* _The task_: All of the listing below must be repeated word for word. Pictures are the only thing to omit.

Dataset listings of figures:
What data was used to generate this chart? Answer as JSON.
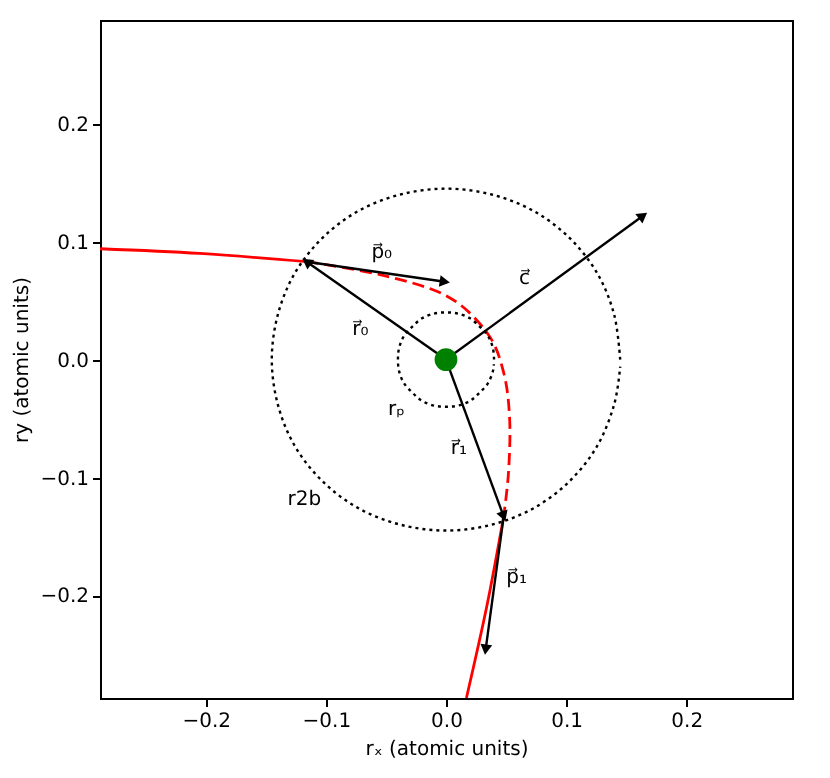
{
  "chart_data": {
    "type": "line",
    "xlabel": "rₓ (atomic units)",
    "ylabel": "ry (atomic units)",
    "xlim": [
      -0.288,
      0.288
    ],
    "ylim": [
      -0.287,
      0.288
    ],
    "xticks": [
      {
        "value": -0.2,
        "label": "−0.2"
      },
      {
        "value": -0.1,
        "label": "−0.1"
      },
      {
        "value": 0,
        "label": "0.0"
      },
      0.1,
      0.2
    ],
    "yticks": [
      {
        "value": -0.2,
        "label": "−0.2"
      },
      {
        "value": -0.1,
        "label": "−0.1"
      },
      {
        "value": 0,
        "label": "0.0"
      },
      0.1,
      0.2
    ],
    "grid": false,
    "series": [
      {
        "color": "#ff0000",
        "line_style": "solid",
        "x": [
          -0.288,
          -0.205,
          -0.116
        ],
        "values": [
          0.094,
          0.09,
          0.083
        ]
      },
      {
        "color": "#ff0000",
        "line_style": "dashed",
        "x": [
          -0.116,
          -0.055,
          0.0005,
          0.034,
          0.048,
          0.053,
          0.052,
          0.048
        ],
        "values": [
          0.083,
          0.072,
          0.054,
          0.023,
          -0.011,
          -0.051,
          -0.096,
          -0.133
        ]
      },
      {
        "color": "#ff0000",
        "line_style": "solid",
        "x": [
          0.048,
          0.034,
          0.017
        ],
        "values": [
          -0.133,
          -0.209,
          -0.287
        ]
      },
      {
        "color": "#000000",
        "line_style": "dotted",
        "x": [
          0.145,
          0.14,
          0.126,
          0.103,
          0.073,
          0.038,
          0,
          -0.038,
          -0.073,
          -0.103,
          -0.126,
          -0.14,
          -0.145,
          -0.14,
          -0.126,
          -0.103,
          -0.073,
          -0.038,
          0,
          0.038,
          0.073,
          0.103,
          0.126,
          0.14,
          0.145
        ],
        "values": [
          0,
          0.038,
          0.073,
          0.103,
          0.126,
          0.14,
          0.145,
          0.14,
          0.126,
          0.103,
          0.073,
          0.038,
          0,
          -0.038,
          -0.073,
          -0.103,
          -0.126,
          -0.14,
          -0.145,
          -0.14,
          -0.126,
          -0.103,
          -0.073,
          -0.038,
          -0.006
        ]
      },
      {
        "color": "#000000",
        "line_style": "dotted",
        "x": [
          0.04,
          0.039,
          0.035,
          0.028,
          0.02,
          0.01,
          0,
          -0.01,
          -0.02,
          -0.028,
          -0.035,
          -0.039,
          -0.04,
          -0.039,
          -0.035,
          -0.028,
          -0.02,
          -0.01,
          0,
          0.01,
          0.02,
          0.028,
          0.035,
          0.039,
          0.0398
        ],
        "values": [
          0,
          0.01,
          0.02,
          0.028,
          0.035,
          0.039,
          0.04,
          0.039,
          0.035,
          0.028,
          0.02,
          0.01,
          0,
          -0.01,
          -0.02,
          -0.028,
          -0.035,
          -0.039,
          -0.04,
          -0.039,
          -0.035,
          -0.028,
          -0.02,
          -0.01,
          -0.004
        ]
      },
      {
        "color": "#000000",
        "line_style": "solid",
        "marker": "triangle",
        "x": [
          0,
          -0.116
        ],
        "values": [
          0,
          0.083
        ]
      },
      {
        "color": "#000000",
        "line_style": "solid",
        "marker": "triangle",
        "x": [
          -0.116,
          -0.001
        ],
        "values": [
          0.083,
          0.066
        ]
      },
      {
        "color": "#000000",
        "line_style": "solid",
        "marker": "triangle",
        "x": [
          0,
          0.164
        ],
        "values": [
          0,
          0.122
        ]
      },
      {
        "color": "#000000",
        "line_style": "solid",
        "marker": "triangle",
        "x": [
          0,
          0.048
        ],
        "values": [
          0,
          -0.133
        ]
      },
      {
        "color": "#000000",
        "line_style": "solid",
        "marker": "triangle",
        "x": [
          0.048,
          0.033
        ],
        "values": [
          -0.133,
          -0.246
        ]
      },
      {
        "type": "scatter",
        "color": "#008000",
        "marker": "circle",
        "x": [
          0
        ],
        "values": [
          0
        ]
      }
    ],
    "annotations": [
      {
        "text": "p⃗₀",
        "x": -0.0585,
        "y": 0.0745
      },
      {
        "text": "c⃗",
        "x": 0.082,
        "y": 0.061
      },
      {
        "text": "r⃗₀",
        "x": -0.058,
        "y": 0.0415
      },
      {
        "text": "rₚ",
        "x": -0.028,
        "y": -0.028
      },
      {
        "text": "r⃗₁",
        "x": 0.024,
        "y": -0.0665
      },
      {
        "text": "r2b",
        "x": -0.103,
        "y": -0.103
      },
      {
        "text": "p⃗₁",
        "x": 0.0405,
        "y": -0.1895
      }
    ]
  }
}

* _Answer in full_:
What data was used to generate this chart? Answer as JSON.
{
  "chart_data": {
    "type": "line",
    "xlabel": "rₓ (atomic units)",
    "ylabel": "ry (atomic units)",
    "xlim": [
      -0.288,
      0.288
    ],
    "ylim": [
      -0.287,
      0.288
    ],
    "xticks": [
      {
        "value": -0.2,
        "label": "−0.2"
      },
      {
        "value": -0.1,
        "label": "−0.1"
      },
      {
        "value": 0,
        "label": "0.0"
      },
      0.1,
      0.2
    ],
    "yticks": [
      {
        "value": -0.2,
        "label": "−0.2"
      },
      {
        "value": -0.1,
        "label": "−0.1"
      },
      {
        "value": 0,
        "label": "0.0"
      },
      0.1,
      0.2
    ],
    "grid": false,
    "series": [
      {
        "color": "#ff0000",
        "line_style": "solid",
        "x": [
          -0.288,
          -0.205,
          -0.116
        ],
        "values": [
          0.094,
          0.09,
          0.083
        ]
      },
      {
        "color": "#ff0000",
        "line_style": "dashed",
        "x": [
          -0.116,
          -0.055,
          0.0005,
          0.034,
          0.048,
          0.053,
          0.052,
          0.048
        ],
        "values": [
          0.083,
          0.072,
          0.054,
          0.023,
          -0.011,
          -0.051,
          -0.096,
          -0.133
        ]
      },
      {
        "color": "#ff0000",
        "line_style": "solid",
        "x": [
          0.048,
          0.034,
          0.017
        ],
        "values": [
          -0.133,
          -0.209,
          -0.287
        ]
      },
      {
        "color": "#000000",
        "line_style": "dotted",
        "x": [
          0.145,
          0.14,
          0.126,
          0.103,
          0.073,
          0.038,
          0,
          -0.038,
          -0.073,
          -0.103,
          -0.126,
          -0.14,
          -0.145,
          -0.14,
          -0.126,
          -0.103,
          -0.073,
          -0.038,
          0,
          0.038,
          0.073,
          0.103,
          0.126,
          0.14,
          0.145
        ],
        "values": [
          0,
          0.038,
          0.073,
          0.103,
          0.126,
          0.14,
          0.145,
          0.14,
          0.126,
          0.103,
          0.073,
          0.038,
          0,
          -0.038,
          -0.073,
          -0.103,
          -0.126,
          -0.14,
          -0.145,
          -0.14,
          -0.126,
          -0.103,
          -0.073,
          -0.038,
          -0.006
        ]
      },
      {
        "color": "#000000",
        "line_style": "dotted",
        "x": [
          0.04,
          0.039,
          0.035,
          0.028,
          0.02,
          0.01,
          0,
          -0.01,
          -0.02,
          -0.028,
          -0.035,
          -0.039,
          -0.04,
          -0.039,
          -0.035,
          -0.028,
          -0.02,
          -0.01,
          0,
          0.01,
          0.02,
          0.028,
          0.035,
          0.039,
          0.0398
        ],
        "values": [
          0,
          0.01,
          0.02,
          0.028,
          0.035,
          0.039,
          0.04,
          0.039,
          0.035,
          0.028,
          0.02,
          0.01,
          0,
          -0.01,
          -0.02,
          -0.028,
          -0.035,
          -0.039,
          -0.04,
          -0.039,
          -0.035,
          -0.028,
          -0.02,
          -0.01,
          -0.004
        ]
      },
      {
        "color": "#000000",
        "line_style": "solid",
        "marker": "triangle",
        "x": [
          0,
          -0.116
        ],
        "values": [
          0,
          0.083
        ]
      },
      {
        "color": "#000000",
        "line_style": "solid",
        "marker": "triangle",
        "x": [
          -0.116,
          -0.001
        ],
        "values": [
          0.083,
          0.066
        ]
      },
      {
        "color": "#000000",
        "line_style": "solid",
        "marker": "triangle",
        "x": [
          0,
          0.164
        ],
        "values": [
          0,
          0.122
        ]
      },
      {
        "color": "#000000",
        "line_style": "solid",
        "marker": "triangle",
        "x": [
          0,
          0.048
        ],
        "values": [
          0,
          -0.133
        ]
      },
      {
        "color": "#000000",
        "line_style": "solid",
        "marker": "triangle",
        "x": [
          0.048,
          0.033
        ],
        "values": [
          -0.133,
          -0.246
        ]
      },
      {
        "type": "scatter",
        "color": "#008000",
        "marker": "circle",
        "x": [
          0
        ],
        "values": [
          0
        ]
      }
    ],
    "annotations": [
      {
        "text": "p⃗₀",
        "x": -0.0585,
        "y": 0.0745
      },
      {
        "text": "c⃗",
        "x": 0.082,
        "y": 0.061
      },
      {
        "text": "r⃗₀",
        "x": -0.058,
        "y": 0.0415
      },
      {
        "text": "rₚ",
        "x": -0.028,
        "y": -0.028
      },
      {
        "text": "r⃗₁",
        "x": 0.024,
        "y": -0.0665
      },
      {
        "text": "r2b",
        "x": -0.103,
        "y": -0.103
      },
      {
        "text": "p⃗₁",
        "x": 0.0405,
        "y": -0.1895
      }
    ]
  }
}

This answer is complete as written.